* Exercise goal
Locate each line containing the string "name" and copy it out.

* Saved entries

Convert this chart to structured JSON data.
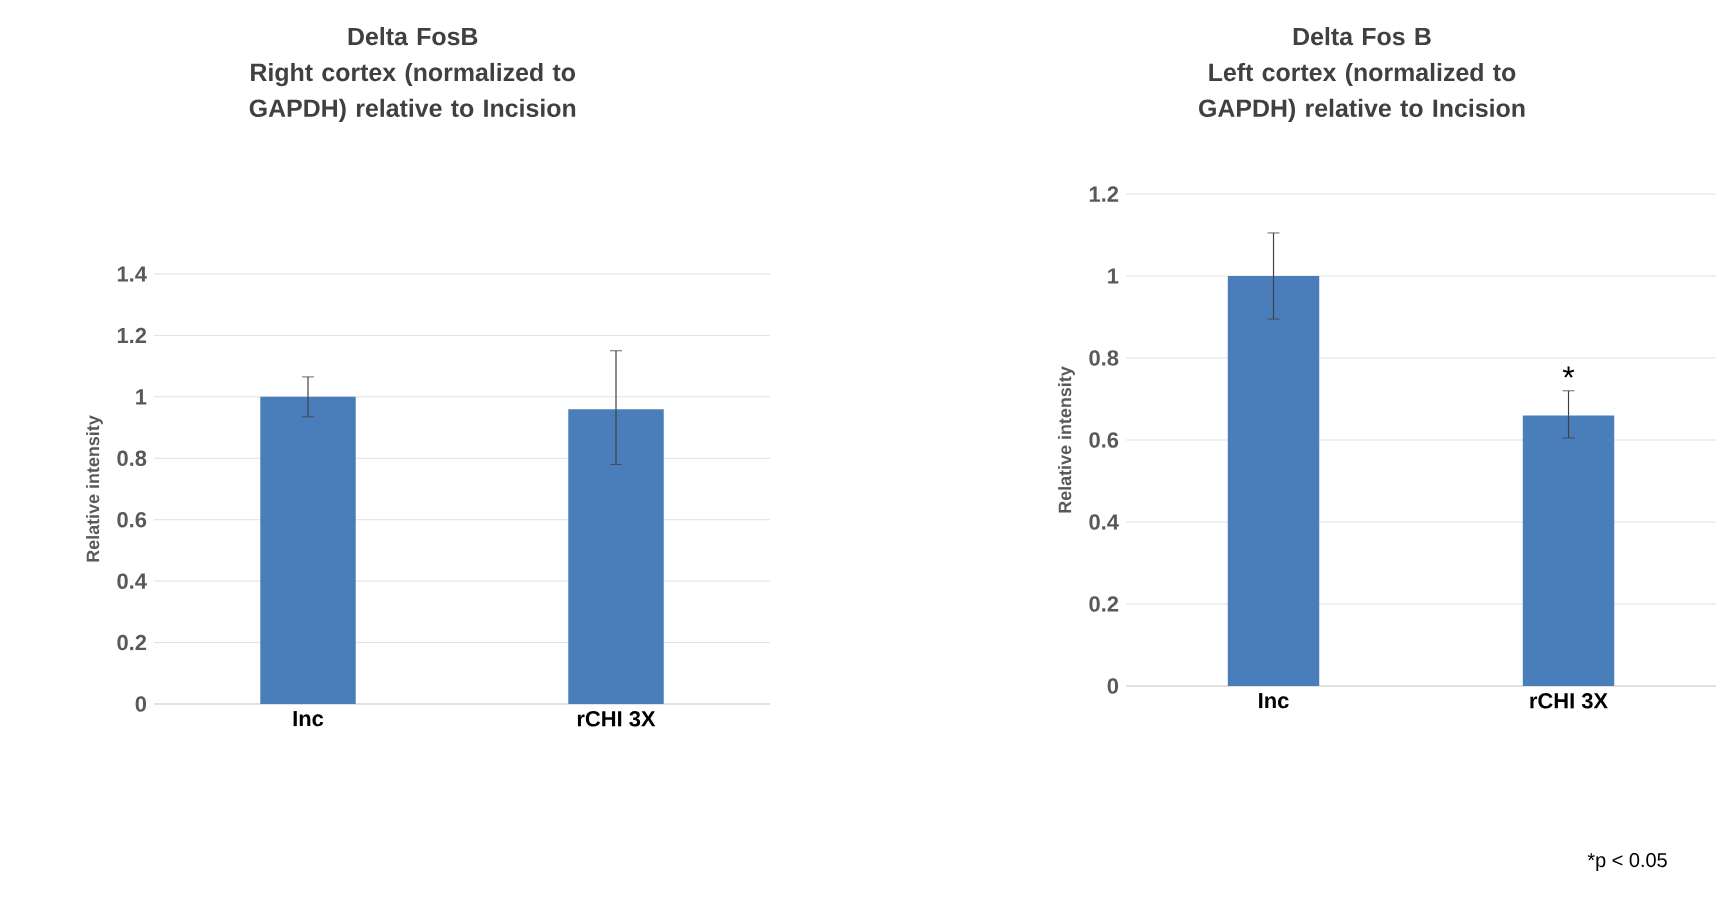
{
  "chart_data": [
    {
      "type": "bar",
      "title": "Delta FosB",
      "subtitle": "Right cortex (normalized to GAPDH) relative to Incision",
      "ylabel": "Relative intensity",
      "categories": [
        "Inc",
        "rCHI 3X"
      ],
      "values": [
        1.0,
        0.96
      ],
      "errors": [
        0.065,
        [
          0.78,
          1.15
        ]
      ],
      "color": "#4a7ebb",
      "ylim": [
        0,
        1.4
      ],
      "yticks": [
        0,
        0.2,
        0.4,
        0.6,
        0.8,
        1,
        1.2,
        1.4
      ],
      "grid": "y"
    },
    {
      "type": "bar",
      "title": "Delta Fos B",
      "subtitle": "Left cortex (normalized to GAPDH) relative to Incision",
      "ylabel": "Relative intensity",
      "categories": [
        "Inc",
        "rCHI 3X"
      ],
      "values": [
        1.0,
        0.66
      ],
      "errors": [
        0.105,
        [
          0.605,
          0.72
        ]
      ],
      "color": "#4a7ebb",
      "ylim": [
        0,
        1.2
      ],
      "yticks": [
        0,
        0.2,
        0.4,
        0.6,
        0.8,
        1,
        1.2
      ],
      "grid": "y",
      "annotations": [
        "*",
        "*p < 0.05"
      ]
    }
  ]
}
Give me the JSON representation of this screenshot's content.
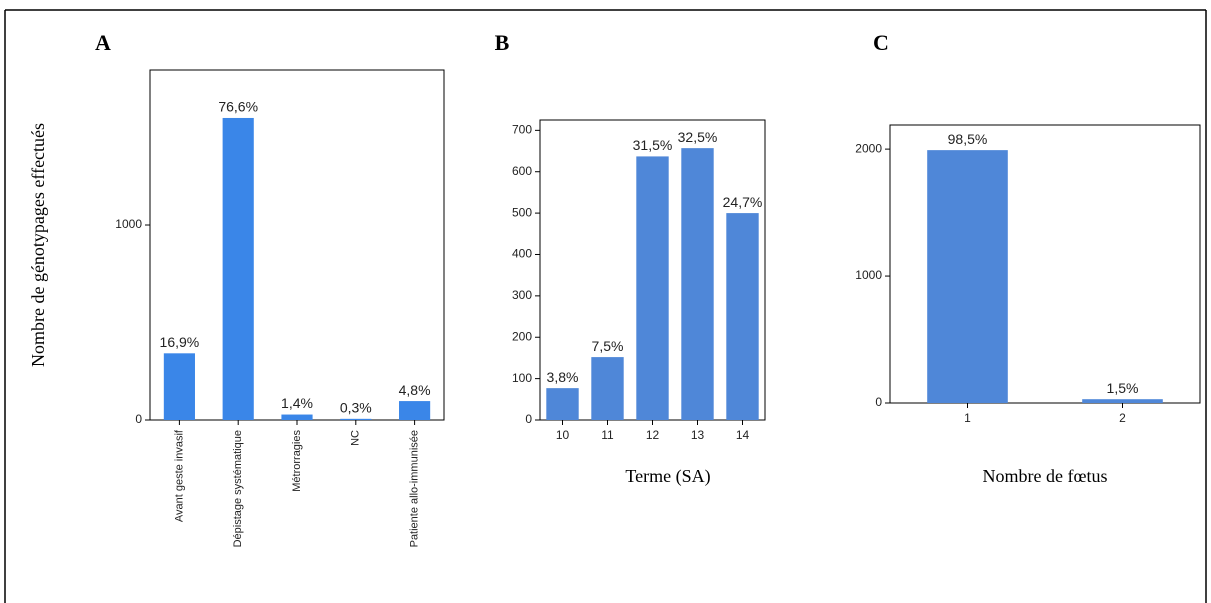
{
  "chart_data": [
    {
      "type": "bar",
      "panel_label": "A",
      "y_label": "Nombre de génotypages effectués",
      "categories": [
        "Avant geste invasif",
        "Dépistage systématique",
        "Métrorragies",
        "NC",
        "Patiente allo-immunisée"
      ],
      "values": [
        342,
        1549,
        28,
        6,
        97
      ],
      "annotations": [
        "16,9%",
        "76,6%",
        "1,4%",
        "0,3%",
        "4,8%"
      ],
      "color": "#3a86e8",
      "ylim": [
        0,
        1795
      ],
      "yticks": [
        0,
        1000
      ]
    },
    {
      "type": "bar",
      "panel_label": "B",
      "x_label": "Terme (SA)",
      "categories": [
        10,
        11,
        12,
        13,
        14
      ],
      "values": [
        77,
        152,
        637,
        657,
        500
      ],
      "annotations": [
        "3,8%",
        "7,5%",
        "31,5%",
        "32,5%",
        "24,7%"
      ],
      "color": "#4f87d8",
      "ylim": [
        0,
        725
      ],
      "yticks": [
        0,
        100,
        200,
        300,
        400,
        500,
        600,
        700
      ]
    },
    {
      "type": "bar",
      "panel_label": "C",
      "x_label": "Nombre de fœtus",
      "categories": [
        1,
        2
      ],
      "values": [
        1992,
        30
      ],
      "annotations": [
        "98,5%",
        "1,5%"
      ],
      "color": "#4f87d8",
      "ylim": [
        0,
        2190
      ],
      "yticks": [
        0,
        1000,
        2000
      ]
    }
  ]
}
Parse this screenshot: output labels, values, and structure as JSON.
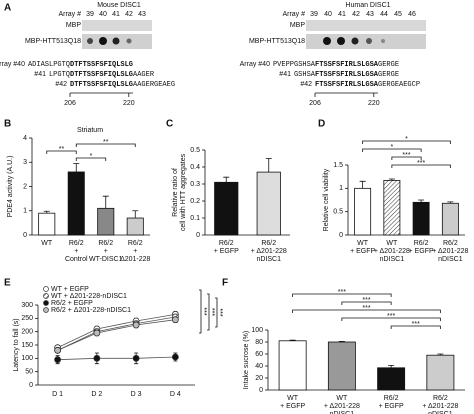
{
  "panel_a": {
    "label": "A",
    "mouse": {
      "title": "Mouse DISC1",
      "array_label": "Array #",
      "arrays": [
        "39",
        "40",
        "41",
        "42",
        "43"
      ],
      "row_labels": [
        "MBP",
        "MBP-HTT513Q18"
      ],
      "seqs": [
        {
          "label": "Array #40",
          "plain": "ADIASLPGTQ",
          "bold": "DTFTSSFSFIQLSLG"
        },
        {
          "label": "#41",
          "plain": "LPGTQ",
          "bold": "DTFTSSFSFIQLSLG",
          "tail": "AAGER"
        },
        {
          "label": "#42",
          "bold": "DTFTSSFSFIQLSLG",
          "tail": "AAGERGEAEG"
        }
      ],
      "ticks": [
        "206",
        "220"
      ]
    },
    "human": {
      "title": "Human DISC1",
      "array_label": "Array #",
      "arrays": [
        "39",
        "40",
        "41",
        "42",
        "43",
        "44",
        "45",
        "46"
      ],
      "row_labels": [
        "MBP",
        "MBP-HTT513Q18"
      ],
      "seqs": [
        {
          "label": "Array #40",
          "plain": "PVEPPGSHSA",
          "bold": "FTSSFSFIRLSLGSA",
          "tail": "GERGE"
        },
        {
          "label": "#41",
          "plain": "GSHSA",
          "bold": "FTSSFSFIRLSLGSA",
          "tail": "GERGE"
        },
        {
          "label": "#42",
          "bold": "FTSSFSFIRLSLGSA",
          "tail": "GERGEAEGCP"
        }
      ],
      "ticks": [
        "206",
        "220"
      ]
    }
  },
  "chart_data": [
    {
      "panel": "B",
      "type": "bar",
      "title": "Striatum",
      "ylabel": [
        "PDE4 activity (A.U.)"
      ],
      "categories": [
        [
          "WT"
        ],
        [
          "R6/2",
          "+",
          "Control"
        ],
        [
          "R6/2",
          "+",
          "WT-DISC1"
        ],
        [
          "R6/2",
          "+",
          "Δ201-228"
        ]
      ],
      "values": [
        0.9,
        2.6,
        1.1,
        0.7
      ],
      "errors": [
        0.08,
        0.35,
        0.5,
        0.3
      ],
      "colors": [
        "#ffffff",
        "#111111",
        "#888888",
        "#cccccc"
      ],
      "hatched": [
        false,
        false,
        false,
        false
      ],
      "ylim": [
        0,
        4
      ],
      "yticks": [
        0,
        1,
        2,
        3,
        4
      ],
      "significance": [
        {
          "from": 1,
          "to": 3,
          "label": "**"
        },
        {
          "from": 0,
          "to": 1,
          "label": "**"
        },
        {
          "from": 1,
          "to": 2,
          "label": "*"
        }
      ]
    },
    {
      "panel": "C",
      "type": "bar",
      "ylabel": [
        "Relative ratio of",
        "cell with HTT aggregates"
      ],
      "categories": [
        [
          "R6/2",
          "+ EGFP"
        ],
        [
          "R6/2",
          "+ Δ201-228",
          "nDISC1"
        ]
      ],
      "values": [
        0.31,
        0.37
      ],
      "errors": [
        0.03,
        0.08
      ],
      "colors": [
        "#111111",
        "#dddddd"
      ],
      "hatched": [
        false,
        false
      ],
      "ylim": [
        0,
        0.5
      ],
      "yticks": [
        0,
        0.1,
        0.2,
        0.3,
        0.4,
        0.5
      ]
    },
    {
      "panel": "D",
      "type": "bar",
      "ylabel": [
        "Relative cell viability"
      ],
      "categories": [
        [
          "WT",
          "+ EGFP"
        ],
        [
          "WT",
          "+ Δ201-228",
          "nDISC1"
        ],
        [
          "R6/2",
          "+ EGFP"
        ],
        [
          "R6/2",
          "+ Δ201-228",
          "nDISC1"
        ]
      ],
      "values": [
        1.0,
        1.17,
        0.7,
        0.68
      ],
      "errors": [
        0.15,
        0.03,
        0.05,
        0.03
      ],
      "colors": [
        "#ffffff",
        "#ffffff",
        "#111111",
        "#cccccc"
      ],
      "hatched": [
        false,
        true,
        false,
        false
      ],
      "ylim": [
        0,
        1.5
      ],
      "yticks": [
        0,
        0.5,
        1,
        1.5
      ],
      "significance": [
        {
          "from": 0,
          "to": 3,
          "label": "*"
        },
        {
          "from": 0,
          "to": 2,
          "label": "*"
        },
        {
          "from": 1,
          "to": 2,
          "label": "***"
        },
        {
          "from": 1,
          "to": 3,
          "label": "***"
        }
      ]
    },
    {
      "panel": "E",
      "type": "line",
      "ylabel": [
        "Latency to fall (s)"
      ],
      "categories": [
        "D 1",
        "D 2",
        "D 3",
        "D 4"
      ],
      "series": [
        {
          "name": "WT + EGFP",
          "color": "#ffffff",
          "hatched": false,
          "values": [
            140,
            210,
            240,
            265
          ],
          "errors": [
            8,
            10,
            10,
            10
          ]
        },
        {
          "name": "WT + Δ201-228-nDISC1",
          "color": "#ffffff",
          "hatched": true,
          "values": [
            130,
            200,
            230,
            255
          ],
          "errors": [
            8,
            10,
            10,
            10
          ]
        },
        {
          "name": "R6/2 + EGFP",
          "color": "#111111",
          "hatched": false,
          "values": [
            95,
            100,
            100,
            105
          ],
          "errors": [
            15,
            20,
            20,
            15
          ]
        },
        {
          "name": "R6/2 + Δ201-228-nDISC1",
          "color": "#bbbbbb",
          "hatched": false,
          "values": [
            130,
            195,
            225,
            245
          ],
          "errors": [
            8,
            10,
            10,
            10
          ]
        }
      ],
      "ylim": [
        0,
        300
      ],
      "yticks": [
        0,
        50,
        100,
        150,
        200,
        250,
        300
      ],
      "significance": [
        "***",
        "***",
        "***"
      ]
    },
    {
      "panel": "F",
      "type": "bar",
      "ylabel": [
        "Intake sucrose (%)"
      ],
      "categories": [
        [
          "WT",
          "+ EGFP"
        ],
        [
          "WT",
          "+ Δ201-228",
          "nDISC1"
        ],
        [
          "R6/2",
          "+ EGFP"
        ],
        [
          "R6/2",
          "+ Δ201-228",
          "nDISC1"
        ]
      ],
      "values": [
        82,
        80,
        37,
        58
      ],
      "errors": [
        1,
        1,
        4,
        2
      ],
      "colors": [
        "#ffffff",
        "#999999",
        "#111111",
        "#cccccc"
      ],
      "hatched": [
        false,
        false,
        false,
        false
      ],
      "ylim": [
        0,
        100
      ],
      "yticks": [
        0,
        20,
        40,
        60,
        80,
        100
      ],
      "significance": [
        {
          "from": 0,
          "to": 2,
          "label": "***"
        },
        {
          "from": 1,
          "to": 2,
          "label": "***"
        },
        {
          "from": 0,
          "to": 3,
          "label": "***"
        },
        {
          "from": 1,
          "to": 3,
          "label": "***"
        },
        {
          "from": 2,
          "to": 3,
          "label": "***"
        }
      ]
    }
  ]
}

* Result
          "name": "WT + EGFP",
          "name": "WT + Δ201-228-nDISC1",
          "name": "R6/2 + EGFP",
          "name": "R6/2 + Δ201-228-nDISC1",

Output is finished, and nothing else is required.